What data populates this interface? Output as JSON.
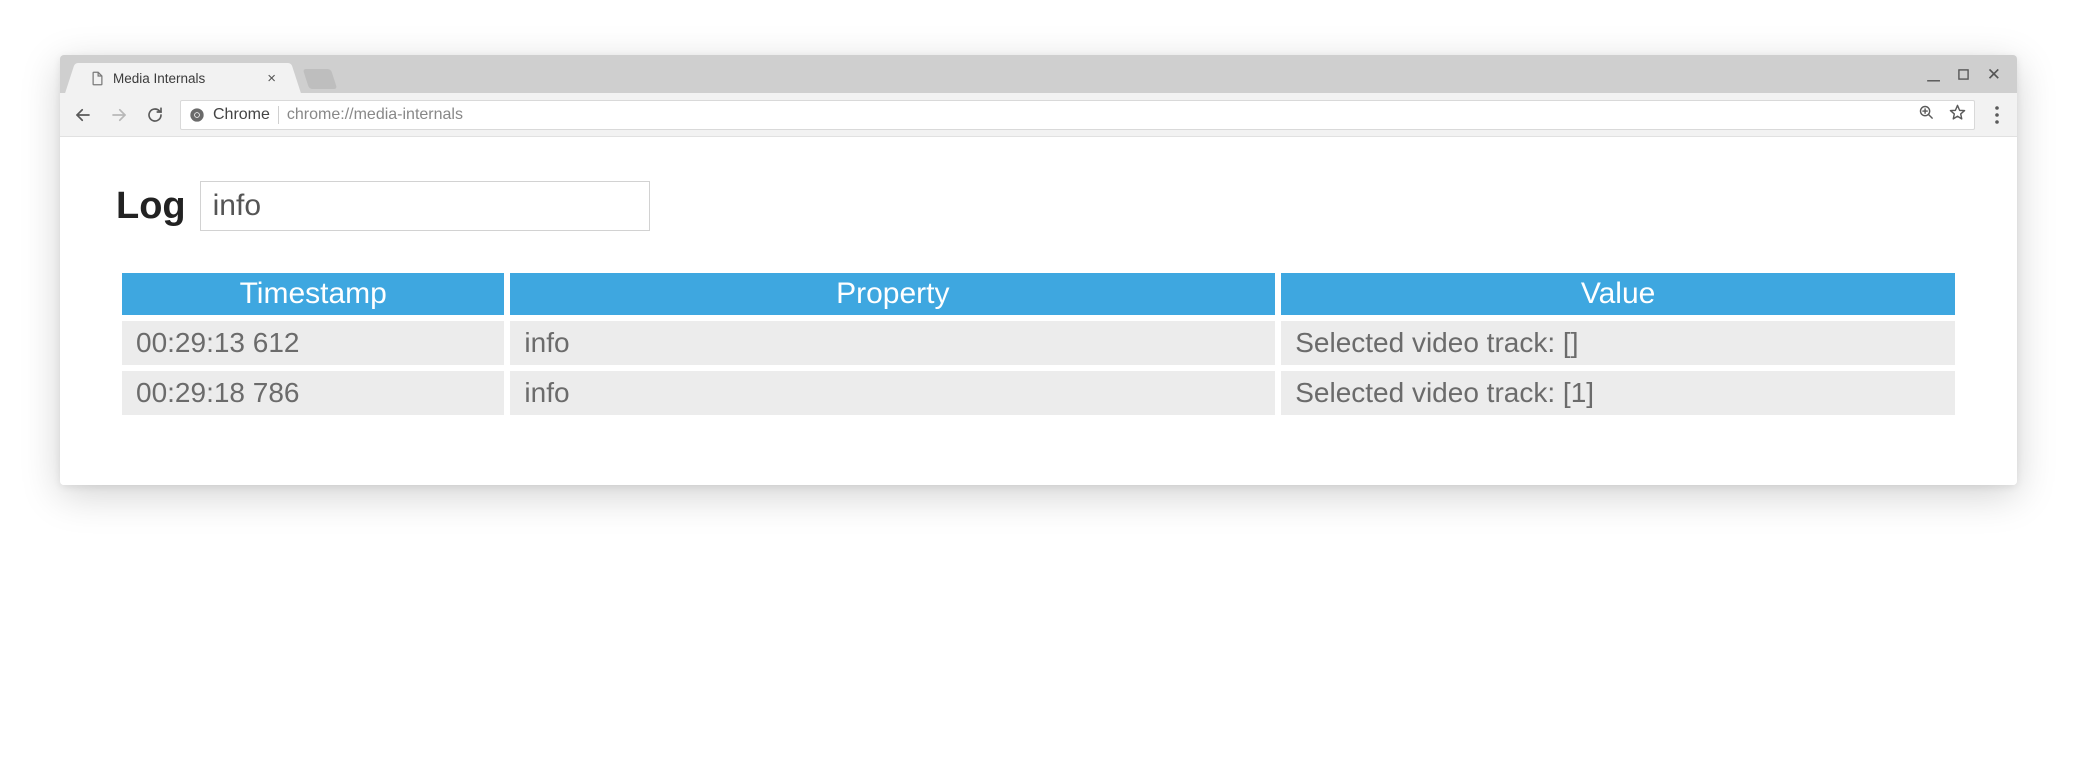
{
  "browser": {
    "tab_title": "Media Internals",
    "url_scheme_label": "Chrome",
    "url_path": "chrome://media-internals"
  },
  "page": {
    "heading": "Log",
    "filter_value": "info"
  },
  "table": {
    "headers": {
      "timestamp": "Timestamp",
      "property": "Property",
      "value": "Value"
    },
    "rows": [
      {
        "timestamp": "00:29:13 612",
        "property": "info",
        "value": "Selected video track: []"
      },
      {
        "timestamp": "00:29:18 786",
        "property": "info",
        "value": "Selected video track: [1]"
      }
    ]
  },
  "colors": {
    "header_blue": "#3EA7E0",
    "row_gray": "#ECECEC"
  }
}
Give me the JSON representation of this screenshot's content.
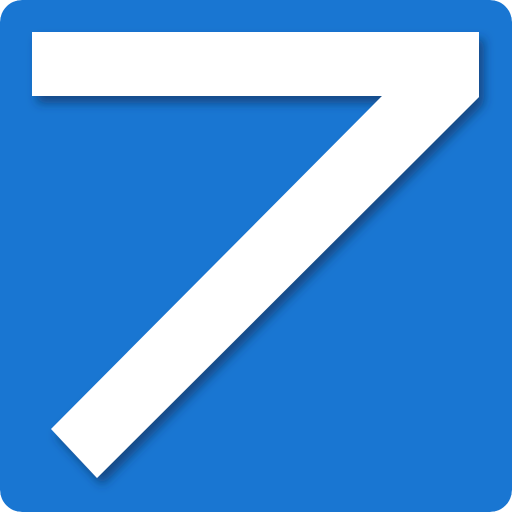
{
  "icon": {
    "glyph": "7",
    "name": "seven-icon",
    "colors": {
      "background": "#1976D2",
      "glyph": "#FFFFFF",
      "shadow": "#0A2E5C"
    }
  }
}
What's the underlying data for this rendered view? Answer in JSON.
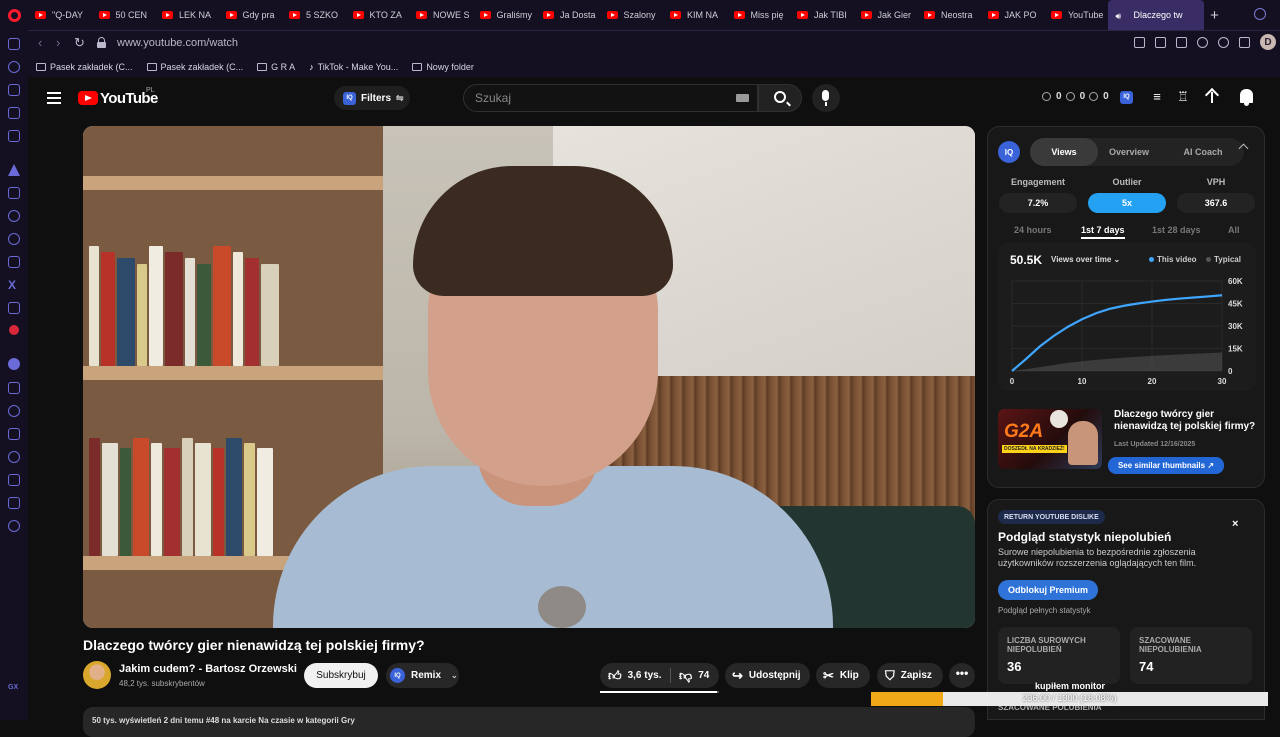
{
  "browser": {
    "tabs": [
      {
        "label": "\"Q-DAY"
      },
      {
        "label": "50 CEN"
      },
      {
        "label": "LEK NA"
      },
      {
        "label": "Gdy pra"
      },
      {
        "label": "5 SZKO"
      },
      {
        "label": "KTO ZA"
      },
      {
        "label": "NOWE S"
      },
      {
        "label": "Graliśmy"
      },
      {
        "label": "Ja Dosta"
      },
      {
        "label": "Szalony"
      },
      {
        "label": "KIM NA"
      },
      {
        "label": "Miss pię"
      },
      {
        "label": "Jak TIBI"
      },
      {
        "label": "Jak Gier"
      },
      {
        "label": "Neostra"
      },
      {
        "label": "JAK PO"
      },
      {
        "label": "YouTube"
      }
    ],
    "active_tab": "Dlaczego tw",
    "new_tab_label": "+",
    "url": "www.youtube.com/watch",
    "profile_initial": "D",
    "bookmarks": [
      {
        "label": "Pasek zakładek (C...",
        "icon": "folder-icon"
      },
      {
        "label": "Pasek zakładek (C...",
        "icon": "folder-icon"
      },
      {
        "label": "G R A",
        "icon": "folder-icon"
      },
      {
        "label": "TikTok - Make You...",
        "icon": "tiktok-icon"
      },
      {
        "label": "Nowy folder",
        "icon": "folder-icon"
      }
    ],
    "sidebar_badge": "GX"
  },
  "youtube": {
    "wordmark": "YouTube",
    "country": "PL",
    "filters_label": "Filters",
    "search_placeholder": "Szukaj",
    "header_stats": [
      "0",
      "0",
      "0"
    ],
    "iq_badge": "IQ"
  },
  "video": {
    "title": "Dlaczego twórcy gier nienawidzą tej polskiej firmy?",
    "channel_name": "Jakim cudem? - Bartosz Orzewski",
    "channel_subs": "48,2 tys. subskrybentów",
    "subscribe_label": "Subskrybuj",
    "remix_label": "Remix",
    "likes": "3,6 tys.",
    "dislikes": "74",
    "like_ratio": 0.98,
    "share_label": "Udostępnij",
    "clip_label": "Klip",
    "save_label": "Zapisz",
    "more_label": "•••",
    "description_preview": "50 tys. wyświetleń  2 dni temu  #48 na karcie Na czasie w kategorii Gry"
  },
  "iq_panel": {
    "logo": "IQ",
    "tabs": [
      "Views",
      "Overview",
      "AI Coach"
    ],
    "active_tab": 0,
    "metrics": [
      {
        "label": "Engagement",
        "value": "7.2%"
      },
      {
        "label": "Outlier",
        "value": "5x"
      },
      {
        "label": "VPH",
        "value": "367.6"
      }
    ],
    "ranges": [
      "24 hours",
      "1st 7 days",
      "1st 28 days",
      "All"
    ],
    "active_range": 1,
    "views_total": "50.5K",
    "views_dropdown": "Views over time ⌄",
    "legend_this": "This video",
    "legend_typical": "Typical",
    "this_color": "#3ea6ff",
    "typical_color": "#555555",
    "thumb_title": "Dlaczego twórcy gier nienawidzą tej polskiej firmy?",
    "thumb_updated": "Last Updated 12/16/2025",
    "thumb_button": "See similar thumbnails ↗",
    "thumb_overlay_main": "G2A",
    "thumb_overlay_sub": "DOSZEDŁ NA KRADZIEŻ!"
  },
  "chart_data": {
    "type": "area",
    "x": [
      0,
      2,
      4,
      6,
      8,
      10,
      12,
      14,
      16,
      18,
      20,
      22,
      24,
      26,
      28,
      30
    ],
    "series": [
      {
        "name": "This video",
        "values": [
          0,
          8000,
          16500,
          23500,
          29500,
          34500,
          38500,
          41500,
          43500,
          45000,
          46300,
          47400,
          48300,
          49000,
          49700,
          50500
        ]
      },
      {
        "name": "Typical",
        "values": [
          0,
          1200,
          2600,
          4000,
          5400,
          6500,
          7400,
          8200,
          8900,
          9500,
          10100,
          10600,
          11100,
          11500,
          11900,
          12300
        ]
      }
    ],
    "x_ticks": [
      "0",
      "10",
      "20",
      "30"
    ],
    "x_tick_values": [
      0,
      10,
      20,
      30
    ],
    "y_ticks": [
      "60K",
      "45K",
      "30K",
      "15K",
      "0"
    ],
    "y_tick_values": [
      60000,
      45000,
      30000,
      15000,
      0
    ],
    "xlim": [
      0,
      30
    ],
    "ylim": [
      0,
      60000
    ],
    "grid": true,
    "legend": "top-right"
  },
  "dislike_panel": {
    "badge": "RETURN YOUTUBE DISLIKE",
    "close": "×",
    "title": "Podgląd statystyk niepolubień",
    "description": "Surowe niepolubienia to bezpośrednie zgłoszenia użytkowników rozszerzenia oglądających ten film.",
    "premium_button": "Odblokuj Premium",
    "full_stats": "Podgląd pełnych statystyk",
    "raw_label": "LICZBA SUROWYCH NIEPOLUBIEŃ",
    "raw_value": "36",
    "est_label": "SZACOWANE NIEPOLUBIENIA",
    "est_value": "74",
    "more_label": "SZACOWANE POLUBIENIA"
  },
  "overlay": {
    "label": "kupiłem monitor",
    "progress_text": "236.00 / 1300 (18.08%)",
    "progress": 0.1808
  }
}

- Objective -
From the records above, pull out every line containing the word "twórcy".

- Response -
    "title": "Dlaczego twórcy gier nienawidzą tej polskiej firmy?",
    "thumb_title": "Dlaczego twórcy gier nienawidzą tej polskiej firmy?",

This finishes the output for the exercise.